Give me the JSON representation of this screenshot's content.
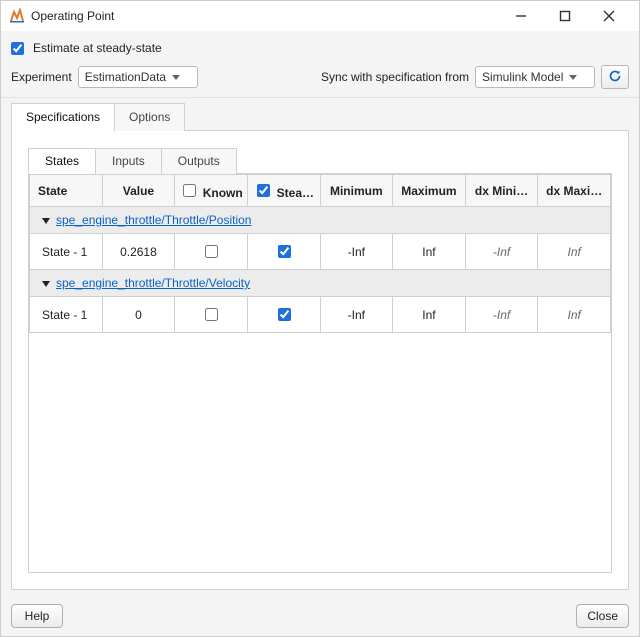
{
  "window": {
    "title": "Operating Point"
  },
  "top": {
    "estimate_checkbox_label": "Estimate at steady-state",
    "estimate_checked": true,
    "experiment_label": "Experiment",
    "experiment_value": "EstimationData",
    "sync_label": "Sync with specification from",
    "sync_value": "Simulink Model"
  },
  "outer_tabs": {
    "specifications": "Specifications",
    "options": "Options",
    "active": "specifications"
  },
  "inner_tabs": {
    "states": "States",
    "inputs": "Inputs",
    "outputs": "Outputs",
    "active": "states"
  },
  "columns": {
    "state": "State",
    "value": "Value",
    "known": "Known",
    "steady": "Stea…",
    "minimum": "Minimum",
    "maximum": "Maximum",
    "dxmin": "dx Mini…",
    "dxmax": "dx Maxi…",
    "known_header_checked": false,
    "steady_header_checked": true
  },
  "groups": [
    {
      "path": "spe_engine_throttle/Throttle/Position",
      "rows": [
        {
          "name": "State - 1",
          "value": "0.2618",
          "known": false,
          "steady": true,
          "minimum": "-Inf",
          "maximum": "Inf",
          "dxmin": "-Inf",
          "dxmax": "Inf"
        }
      ]
    },
    {
      "path": "spe_engine_throttle/Throttle/Velocity",
      "rows": [
        {
          "name": "State - 1",
          "value": "0",
          "known": false,
          "steady": true,
          "minimum": "-Inf",
          "maximum": "Inf",
          "dxmin": "-Inf",
          "dxmax": "Inf"
        }
      ]
    }
  ],
  "footer": {
    "help": "Help",
    "close": "Close"
  }
}
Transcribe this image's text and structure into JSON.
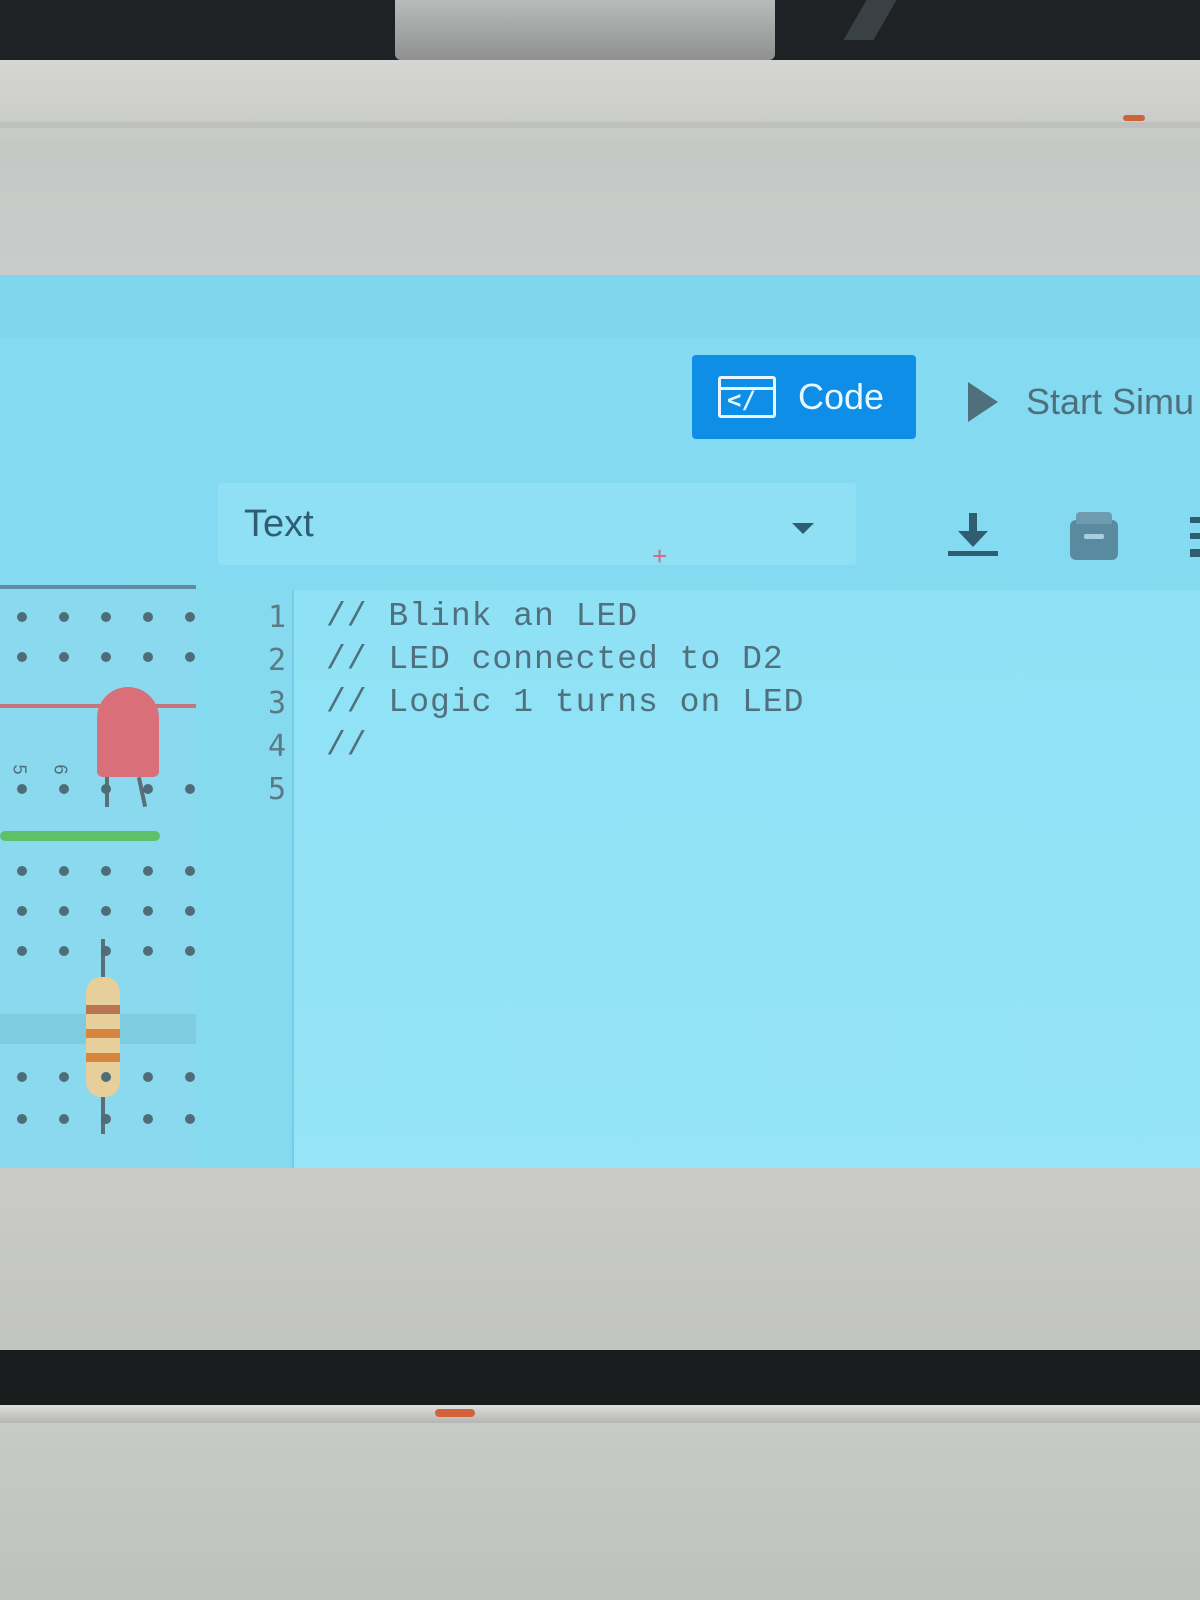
{
  "toolbar": {
    "code_button_label": "Code",
    "code_icon_glyph": "</",
    "start_sim_label": "Start Simu"
  },
  "editor": {
    "mode_select_value": "Text",
    "line_numbers": [
      "1",
      "2",
      "3",
      "4",
      "5"
    ],
    "code_lines": [
      "// Blink an LED",
      "// LED connected to D2",
      "// Logic 1 turns on LED",
      "//",
      ""
    ]
  },
  "breadboard": {
    "column_labels": [
      "5",
      "6"
    ]
  },
  "icons": {
    "code_button": "code-window-icon",
    "start": "play-icon",
    "download": "download-icon",
    "upload": "upload-box-icon",
    "dropdown": "caret-down-icon"
  },
  "colors": {
    "accent": "#0e8ee6",
    "screen_bg": "#84dbf1",
    "led": "#d86f79"
  }
}
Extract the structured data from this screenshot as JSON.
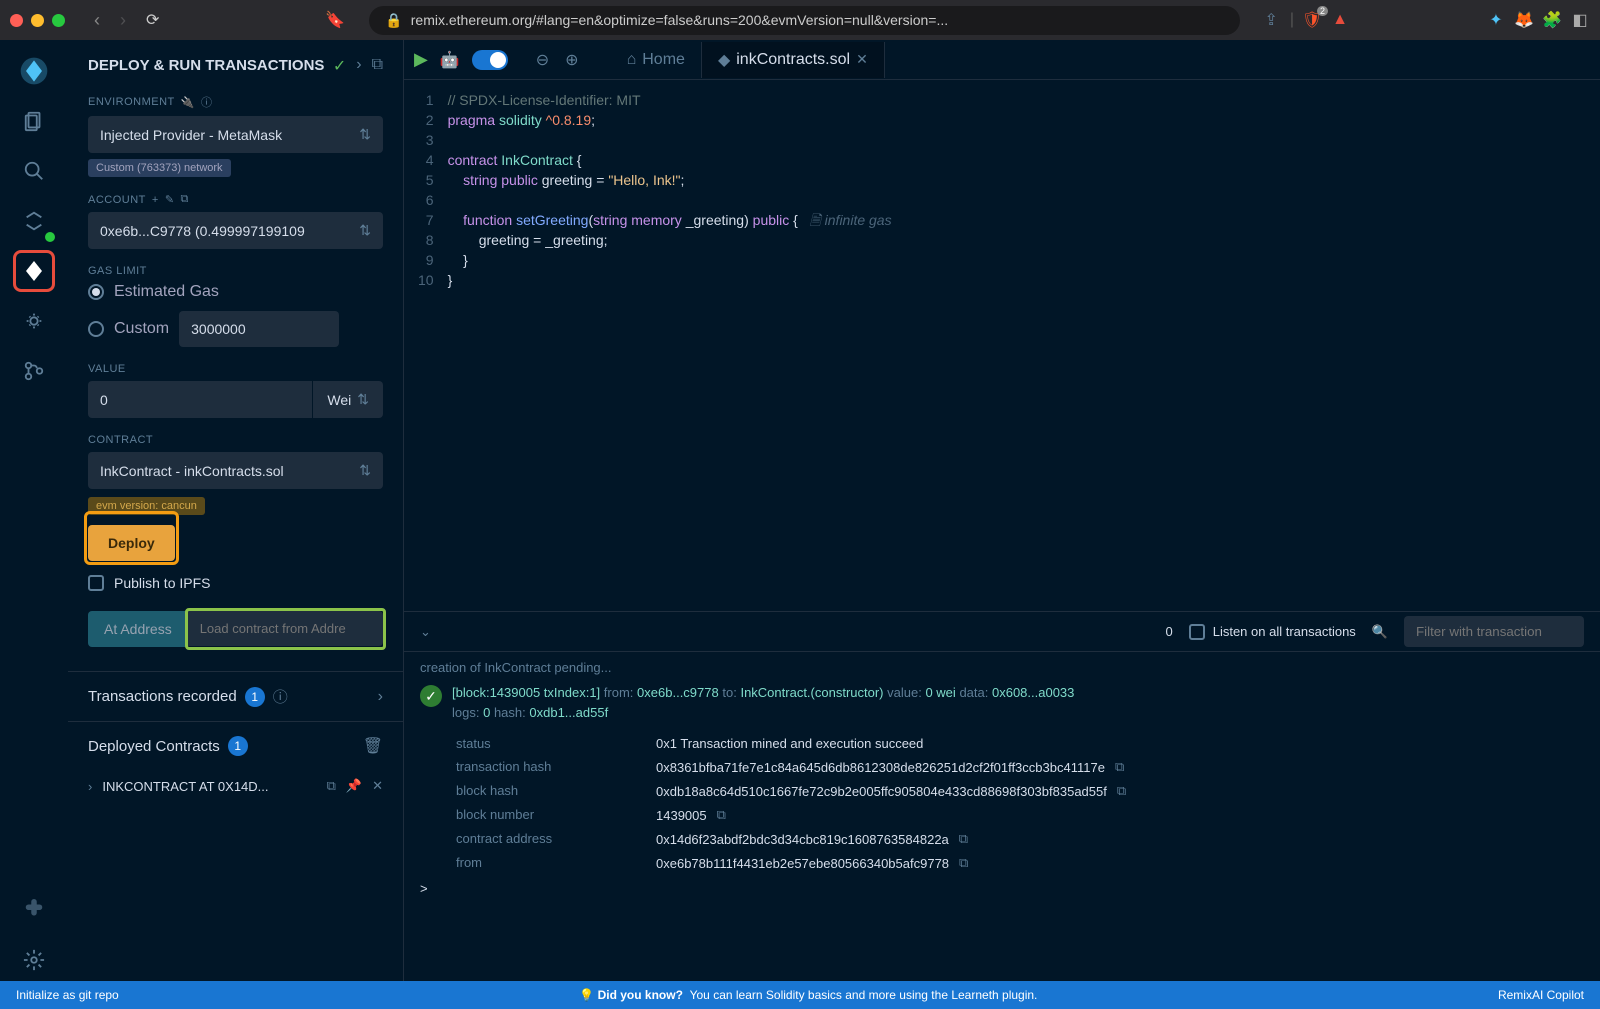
{
  "browser": {
    "url": "remix.ethereum.org/#lang=en&optimize=false&runs=200&evmVersion=null&version=...",
    "brave_count": "2"
  },
  "panel": {
    "title": "DEPLOY & RUN TRANSACTIONS",
    "env_label": "ENVIRONMENT",
    "env_value": "Injected Provider - MetaMask",
    "network_badge": "Custom (763373) network",
    "account_label": "ACCOUNT",
    "account_value": "0xe6b...C9778 (0.499997199109",
    "gas_label": "GAS LIMIT",
    "gas_estimated": "Estimated Gas",
    "gas_custom": "Custom",
    "gas_custom_value": "3000000",
    "value_label": "VALUE",
    "value_amount": "0",
    "value_unit": "Wei",
    "contract_label": "CONTRACT",
    "contract_value": "InkContract - inkContracts.sol",
    "evm_badge": "evm version: cancun",
    "deploy_label": "Deploy",
    "publish_label": "Publish to IPFS",
    "at_address_label": "At Address",
    "at_address_placeholder": "Load contract from Addre",
    "transactions_recorded": "Transactions recorded",
    "transactions_count": "1",
    "deployed_label": "Deployed Contracts",
    "deployed_count": "1",
    "deployed_item": "INKCONTRACT AT 0X14D..."
  },
  "tabs": {
    "home": "Home",
    "file": "inkContracts.sol"
  },
  "code": {
    "l1_comment": "// SPDX-License-Identifier: MIT",
    "l2_pragma": "pragma",
    "l2_solidity": "solidity",
    "l2_version": "^0.8.19",
    "l4_contract": "contract",
    "l4_name": "InkContract",
    "l5_string": "string",
    "l5_public": "public",
    "l5_greeting": "greeting",
    "l5_val": "\"Hello, Ink!\"",
    "l7_function": "function",
    "l7_name": "setGreeting",
    "l7_string": "string",
    "l7_memory": "memory",
    "l7_param": "_greeting",
    "l7_public": "public",
    "l7_hint": "infinite gas",
    "l8_assign": "greeting = _greeting;"
  },
  "terminal": {
    "count": "0",
    "listen_label": "Listen on all transactions",
    "filter_placeholder": "Filter with transaction",
    "pending": "creation of InkContract pending...",
    "block": "[block:1439005 txIndex:1]",
    "from_label": "from:",
    "from_val": "0xe6b...c9778",
    "to_label": "to:",
    "to_val": "InkContract.(constructor)",
    "value_label": "value:",
    "value_val": "0 wei",
    "data_label": "data:",
    "data_val": "0x608...a0033",
    "logs_label": "logs:",
    "logs_val": "0",
    "hash_label": "hash:",
    "hash_val": "0xdb1...ad55f",
    "details": {
      "status": {
        "k": "status",
        "v": "0x1 Transaction mined and execution succeed"
      },
      "txhash": {
        "k": "transaction hash",
        "v": "0x8361bfba71fe7e1c84a645d6db8612308de826251d2cf2f01ff3ccb3bc41117e"
      },
      "blockhash": {
        "k": "block hash",
        "v": "0xdb18a8c64d510c1667fe72c9b2e005ffc905804e433cd88698f303bf835ad55f"
      },
      "blocknum": {
        "k": "block number",
        "v": "1439005"
      },
      "caddr": {
        "k": "contract address",
        "v": "0x14d6f23abdf2bdc3d34cbc819c1608763584822a"
      },
      "from": {
        "k": "from",
        "v": "0xe6b78b111f4431eb2e57ebe80566340b5afc9778"
      }
    },
    "prompt": ">"
  },
  "status": {
    "git": "Initialize as git repo",
    "dyk": "Did you know?",
    "dyk_text": "You can learn Solidity basics and more using the Learneth plugin.",
    "copilot": "RemixAI Copilot"
  }
}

◆ Aim of the task ◆
Repeat the records word for word. Any picture in them should be left out.

◆ Solution for this exercise ◆
Give me the JSON representation of this screenshot's content.
{
  "window": {
    "title": "Operating Point"
  },
  "top": {
    "estimate_checkbox_label": "Estimate at steady-state",
    "estimate_checked": true,
    "experiment_label": "Experiment",
    "experiment_value": "EstimationData",
    "sync_label": "Sync with specification from",
    "sync_value": "Simulink Model"
  },
  "outer_tabs": {
    "specifications": "Specifications",
    "options": "Options",
    "active": "specifications"
  },
  "inner_tabs": {
    "states": "States",
    "inputs": "Inputs",
    "outputs": "Outputs",
    "active": "states"
  },
  "columns": {
    "state": "State",
    "value": "Value",
    "known": "Known",
    "steady": "Stea…",
    "minimum": "Minimum",
    "maximum": "Maximum",
    "dxmin": "dx Mini…",
    "dxmax": "dx Maxi…",
    "known_header_checked": false,
    "steady_header_checked": true
  },
  "groups": [
    {
      "path": "spe_engine_throttle/Throttle/Position",
      "rows": [
        {
          "name": "State - 1",
          "value": "0.2618",
          "known": false,
          "steady": true,
          "minimum": "-Inf",
          "maximum": "Inf",
          "dxmin": "-Inf",
          "dxmax": "Inf"
        }
      ]
    },
    {
      "path": "spe_engine_throttle/Throttle/Velocity",
      "rows": [
        {
          "name": "State - 1",
          "value": "0",
          "known": false,
          "steady": true,
          "minimum": "-Inf",
          "maximum": "Inf",
          "dxmin": "-Inf",
          "dxmax": "Inf"
        }
      ]
    }
  ],
  "footer": {
    "help": "Help",
    "close": "Close"
  }
}
Transcribe this image's text and structure into JSON.
{
  "toolbar": {
    "code_button_label": "Code",
    "code_icon_glyph": "</",
    "start_sim_label": "Start Simu"
  },
  "editor": {
    "mode_select_value": "Text",
    "line_numbers": [
      "1",
      "2",
      "3",
      "4",
      "5"
    ],
    "code_lines": [
      "// Blink an LED",
      "// LED connected to D2",
      "// Logic 1 turns on LED",
      "//",
      ""
    ]
  },
  "breadboard": {
    "column_labels": [
      "5",
      "6"
    ]
  },
  "icons": {
    "code_button": "code-window-icon",
    "start": "play-icon",
    "download": "download-icon",
    "upload": "upload-box-icon",
    "dropdown": "caret-down-icon"
  },
  "colors": {
    "accent": "#0e8ee6",
    "screen_bg": "#84dbf1",
    "led": "#d86f79"
  }
}
Extract the structured data from this screenshot as JSON.
{
  "browser": {
    "url": "remix.ethereum.org/#lang=en&optimize=false&runs=200&evmVersion=null&version=...",
    "brave_count": "2"
  },
  "panel": {
    "title": "DEPLOY & RUN TRANSACTIONS",
    "env_label": "ENVIRONMENT",
    "env_value": "Injected Provider - MetaMask",
    "network_badge": "Custom (763373) network",
    "account_label": "ACCOUNT",
    "account_value": "0xe6b...C9778 (0.499997199109",
    "gas_label": "GAS LIMIT",
    "gas_estimated": "Estimated Gas",
    "gas_custom": "Custom",
    "gas_custom_value": "3000000",
    "value_label": "VALUE",
    "value_amount": "0",
    "value_unit": "Wei",
    "contract_label": "CONTRACT",
    "contract_value": "InkContract - inkContracts.sol",
    "evm_badge": "evm version: cancun",
    "deploy_label": "Deploy",
    "publish_label": "Publish to IPFS",
    "at_address_label": "At Address",
    "at_address_placeholder": "Load contract from Addre",
    "transactions_recorded": "Transactions recorded",
    "transactions_count": "1",
    "deployed_label": "Deployed Contracts",
    "deployed_count": "1",
    "deployed_item": "INKCONTRACT AT 0X14D..."
  },
  "tabs": {
    "home": "Home",
    "file": "inkContracts.sol"
  },
  "code": {
    "l1_comment": "// SPDX-License-Identifier: MIT",
    "l2_pragma": "pragma",
    "l2_solidity": "solidity",
    "l2_version": "^0.8.19",
    "l4_contract": "contract",
    "l4_name": "InkContract",
    "l5_string": "string",
    "l5_public": "public",
    "l5_greeting": "greeting",
    "l5_val": "\"Hello, Ink!\"",
    "l7_function": "function",
    "l7_name": "setGreeting",
    "l7_string": "string",
    "l7_memory": "memory",
    "l7_param": "_greeting",
    "l7_public": "public",
    "l7_hint": "infinite gas",
    "l8_assign": "greeting = _greeting;"
  },
  "terminal": {
    "count": "0",
    "listen_label": "Listen on all transactions",
    "filter_placeholder": "Filter with transaction",
    "pending": "creation of InkContract pending...",
    "block": "[block:1439005 txIndex:1]",
    "from_label": "from:",
    "from_val": "0xe6b...c9778",
    "to_label": "to:",
    "to_val": "InkContract.(constructor)",
    "value_label": "value:",
    "value_val": "0 wei",
    "data_label": "data:",
    "data_val": "0x608...a0033",
    "logs_label": "logs:",
    "logs_val": "0",
    "hash_label": "hash:",
    "hash_val": "0xdb1...ad55f",
    "details": {
      "status": {
        "k": "status",
        "v": "0x1 Transaction mined and execution succeed"
      },
      "txhash": {
        "k": "transaction hash",
        "v": "0x8361bfba71fe7e1c84a645d6db8612308de826251d2cf2f01ff3ccb3bc41117e"
      },
      "blockhash": {
        "k": "block hash",
        "v": "0xdb18a8c64d510c1667fe72c9b2e005ffc905804e433cd88698f303bf835ad55f"
      },
      "blocknum": {
        "k": "block number",
        "v": "1439005"
      },
      "caddr": {
        "k": "contract address",
        "v": "0x14d6f23abdf2bdc3d34cbc819c1608763584822a"
      },
      "from": {
        "k": "from",
        "v": "0xe6b78b111f4431eb2e57ebe80566340b5afc9778"
      }
    },
    "prompt": ">"
  },
  "status": {
    "git": "Initialize as git repo",
    "dyk": "Did you know?",
    "dyk_text": "You can learn Solidity basics and more using the Learneth plugin.",
    "copilot": "RemixAI Copilot"
  }
}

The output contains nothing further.